Work to complete
Reproduce the full listing that appears beneath this instruction exactly.

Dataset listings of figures

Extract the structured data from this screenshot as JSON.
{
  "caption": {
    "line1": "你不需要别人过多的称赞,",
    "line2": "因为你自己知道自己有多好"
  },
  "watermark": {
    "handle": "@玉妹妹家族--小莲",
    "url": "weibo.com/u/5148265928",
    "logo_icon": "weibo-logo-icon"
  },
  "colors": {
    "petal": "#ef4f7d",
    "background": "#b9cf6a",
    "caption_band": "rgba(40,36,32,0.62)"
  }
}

Task solution
Extract the structured data from this screenshot as JSON.
{
  "caption": {
    "line1": "你不需要别人过多的称赞,",
    "line2": "因为你自己知道自己有多好"
  },
  "watermark": {
    "handle": "@玉妹妹家族--小莲",
    "url": "weibo.com/u/5148265928",
    "logo_icon": "weibo-logo-icon"
  },
  "colors": {
    "petal": "#ef4f7d",
    "background": "#b9cf6a",
    "caption_band": "rgba(40,36,32,0.62)"
  }
}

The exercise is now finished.